*Goal of the exercise*
Transcribe the entries that follow, word for word.

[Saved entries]
►
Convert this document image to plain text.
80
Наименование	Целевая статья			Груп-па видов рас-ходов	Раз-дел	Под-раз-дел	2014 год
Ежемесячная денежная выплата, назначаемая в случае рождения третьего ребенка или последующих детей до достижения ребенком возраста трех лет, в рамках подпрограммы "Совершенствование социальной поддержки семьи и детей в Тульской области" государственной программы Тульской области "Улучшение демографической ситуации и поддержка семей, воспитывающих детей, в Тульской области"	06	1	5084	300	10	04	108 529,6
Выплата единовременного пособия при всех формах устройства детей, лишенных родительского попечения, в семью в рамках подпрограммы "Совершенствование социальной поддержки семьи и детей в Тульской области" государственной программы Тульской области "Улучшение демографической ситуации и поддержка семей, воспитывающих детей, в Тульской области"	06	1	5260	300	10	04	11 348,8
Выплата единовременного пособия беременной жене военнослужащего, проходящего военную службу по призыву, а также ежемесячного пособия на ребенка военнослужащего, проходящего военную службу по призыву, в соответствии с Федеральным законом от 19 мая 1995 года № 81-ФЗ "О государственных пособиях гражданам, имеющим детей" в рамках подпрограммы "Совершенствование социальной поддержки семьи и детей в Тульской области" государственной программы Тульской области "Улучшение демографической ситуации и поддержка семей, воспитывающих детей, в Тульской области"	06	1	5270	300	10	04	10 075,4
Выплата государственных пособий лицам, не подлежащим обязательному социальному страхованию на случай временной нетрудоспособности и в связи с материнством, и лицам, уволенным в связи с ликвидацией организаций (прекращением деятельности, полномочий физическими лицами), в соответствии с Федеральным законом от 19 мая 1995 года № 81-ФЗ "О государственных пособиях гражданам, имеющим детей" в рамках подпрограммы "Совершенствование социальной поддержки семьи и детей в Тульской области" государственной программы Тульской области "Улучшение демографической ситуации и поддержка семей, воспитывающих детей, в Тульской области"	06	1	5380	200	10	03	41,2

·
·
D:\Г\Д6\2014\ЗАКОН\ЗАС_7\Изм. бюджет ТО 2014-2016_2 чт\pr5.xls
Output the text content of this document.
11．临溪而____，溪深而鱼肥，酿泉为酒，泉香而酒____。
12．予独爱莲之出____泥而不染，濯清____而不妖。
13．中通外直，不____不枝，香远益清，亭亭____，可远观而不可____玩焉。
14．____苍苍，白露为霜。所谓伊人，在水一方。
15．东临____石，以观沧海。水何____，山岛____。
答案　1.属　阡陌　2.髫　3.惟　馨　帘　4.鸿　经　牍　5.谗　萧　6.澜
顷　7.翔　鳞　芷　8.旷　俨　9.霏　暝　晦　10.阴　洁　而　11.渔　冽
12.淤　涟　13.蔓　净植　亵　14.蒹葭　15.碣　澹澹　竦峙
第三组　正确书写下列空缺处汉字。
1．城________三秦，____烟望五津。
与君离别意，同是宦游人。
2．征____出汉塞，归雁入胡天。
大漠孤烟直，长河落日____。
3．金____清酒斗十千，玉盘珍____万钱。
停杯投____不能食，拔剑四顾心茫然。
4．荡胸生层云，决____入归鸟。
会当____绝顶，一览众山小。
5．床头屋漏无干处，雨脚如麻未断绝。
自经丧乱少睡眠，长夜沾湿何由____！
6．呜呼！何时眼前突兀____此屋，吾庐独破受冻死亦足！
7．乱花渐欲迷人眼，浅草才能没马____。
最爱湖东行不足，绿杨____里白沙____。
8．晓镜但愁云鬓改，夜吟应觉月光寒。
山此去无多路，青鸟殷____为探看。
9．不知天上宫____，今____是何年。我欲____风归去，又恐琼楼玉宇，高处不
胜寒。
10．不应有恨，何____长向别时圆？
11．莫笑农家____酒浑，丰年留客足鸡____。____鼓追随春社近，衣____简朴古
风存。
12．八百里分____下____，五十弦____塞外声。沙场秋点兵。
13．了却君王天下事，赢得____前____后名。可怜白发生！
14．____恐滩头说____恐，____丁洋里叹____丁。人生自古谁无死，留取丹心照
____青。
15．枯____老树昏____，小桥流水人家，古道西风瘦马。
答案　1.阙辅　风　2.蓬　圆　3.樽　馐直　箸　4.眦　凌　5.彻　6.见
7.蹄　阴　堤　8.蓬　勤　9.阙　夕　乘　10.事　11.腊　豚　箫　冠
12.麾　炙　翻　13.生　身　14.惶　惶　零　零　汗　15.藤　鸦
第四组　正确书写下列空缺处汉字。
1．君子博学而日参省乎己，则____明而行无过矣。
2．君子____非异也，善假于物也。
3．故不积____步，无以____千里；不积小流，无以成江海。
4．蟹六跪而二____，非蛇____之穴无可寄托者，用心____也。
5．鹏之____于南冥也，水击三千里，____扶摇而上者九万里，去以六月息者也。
◄
*Task response*
Convert this document image to plain text.
80
Наименование	Целевая статья			Груп-па видов рас-ходов	Раз-дел	Под-раз-дел	2014 год
Ежемесячная денежная выплата, назначаемая в случае рождения третьего ребенка или последующих детей до достижения ребенком возраста трех лет, в рамках подпрограммы "Совершенствование социальной поддержки семьи и детей в Тульской области" государственной программы Тульской области "Улучшение демографической ситуации и поддержка семей, воспитывающих детей, в Тульской области"	06	1	5084	300	10	04	108 529,6
Выплата единовременного пособия при всех формах устройства детей, лишенных родительского попечения, в семью в рамках подпрограммы "Совершенствование социальной поддержки семьи и детей в Тульской области" государственной программы Тульской области "Улучшение демографической ситуации и поддержка семей, воспитывающих детей, в Тульской области"	06	1	5260	300	10	04	11 348,8
Выплата единовременного пособия беременной жене военнослужащего, проходящего военную службу по призыву, а также ежемесячного пособия на ребенка военнослужащего, проходящего военную службу по призыву, в соответствии с Федеральным законом от 19 мая 1995 года № 81-ФЗ "О государственных пособиях гражданам, имеющим детей" в рамках подпрограммы "Совершенствование социальной поддержки семьи и детей в Тульской области" государственной программы Тульской области "Улучшение демографической ситуации и поддержка семей, воспитывающих детей, в Тульской области"	06	1	5270	300	10	04	10 075,4
Выплата государственных пособий лицам, не подлежащим обязательному социальному страхованию на случай временной нетрудоспособности и в связи с материнством, и лицам, уволенным в связи с ликвидацией организаций (прекращением деятельности, полномочий физическими лицами), в соответствии с Федеральным законом от 19 мая 1995 года № 81-ФЗ "О государственных пособиях гражданам, имеющим детей" в рамках подпрограммы "Совершенствование социальной поддержки семьи и детей в Тульской области" государственной программы Тульской области "Улучшение демографической ситуации и поддержка семей, воспитывающих детей, в Тульской области"	06	1	5380	200	10	03	41,2

·
·
D:\Г\Д6\2014\ЗАКОН\ЗАС_7\Изм. бюджет ТО 2014-2016_2 чт\pr5.xls
Output the text content of this document.
11．临溪而____，溪深而鱼肥，酿泉为酒，泉香而酒____。
12．予独爱莲之出____泥而不染，濯清____而不妖。
13．中通外直，不____不枝，香远益清，亭亭____，可远观而不可____玩焉。
14．____苍苍，白露为霜。所谓伊人，在水一方。
15．东临____石，以观沧海。水何____，山岛____。
答案　1.属　阡陌　2.髫　3.惟　馨　帘　4.鸿　经　牍　5.谗　萧　6.澜
顷　7.翔　鳞　芷　8.旷　俨　9.霏　暝　晦　10.阴　洁　而　11.渔　冽
12.淤　涟　13.蔓　净植　亵　14.蒹葭　15.碣　澹澹　竦峙
第三组　正确书写下列空缺处汉字。
1．城________三秦，____烟望五津。
与君离别意，同是宦游人。
2．征____出汉塞，归雁入胡天。
大漠孤烟直，长河落日____。
3．金____清酒斗十千，玉盘珍____万钱。
停杯投____不能食，拔剑四顾心茫然。
4．荡胸生层云，决____入归鸟。
会当____绝顶，一览众山小。
5．床头屋漏无干处，雨脚如麻未断绝。
自经丧乱少睡眠，长夜沾湿何由____！
6．呜呼！何时眼前突兀____此屋，吾庐独破受冻死亦足！
7．乱花渐欲迷人眼，浅草才能没马____。
最爱湖东行不足，绿杨____里白沙____。
8．晓镜但愁云鬓改，夜吟应觉月光寒。
山此去无多路，青鸟殷____为探看。
9．不知天上宫____，今____是何年。我欲____风归去，又恐琼楼玉宇，高处不
胜寒。
10．不应有恨，何____长向别时圆？
11．莫笑农家____酒浑，丰年留客足鸡____。____鼓追随春社近，衣____简朴古
风存。
12．八百里分____下____，五十弦____塞外声。沙场秋点兵。
13．了却君王天下事，赢得____前____后名。可怜白发生！
14．____恐滩头说____恐，____丁洋里叹____丁。人生自古谁无死，留取丹心照
____青。
15．枯____老树昏____，小桥流水人家，古道西风瘦马。
答案　1.阙辅　风　2.蓬　圆　3.樽　馐直　箸　4.眦　凌　5.彻　6.见
7.蹄　阴　堤　8.蓬　勤　9.阙　夕　乘　10.事　11.腊　豚　箫　冠
12.麾　炙　翻　13.生　身　14.惶　惶　零　零　汗　15.藤　鸦
第四组　正确书写下列空缺处汉字。
1．君子博学而日参省乎己，则____明而行无过矣。
2．君子____非异也，善假于物也。
3．故不积____步，无以____千里；不积小流，无以成江海。
4．蟹六跪而二____，非蛇____之穴无可寄托者，用心____也。
5．鹏之____于南冥也，水击三千里，____扶摇而上者九万里，去以六月息者也。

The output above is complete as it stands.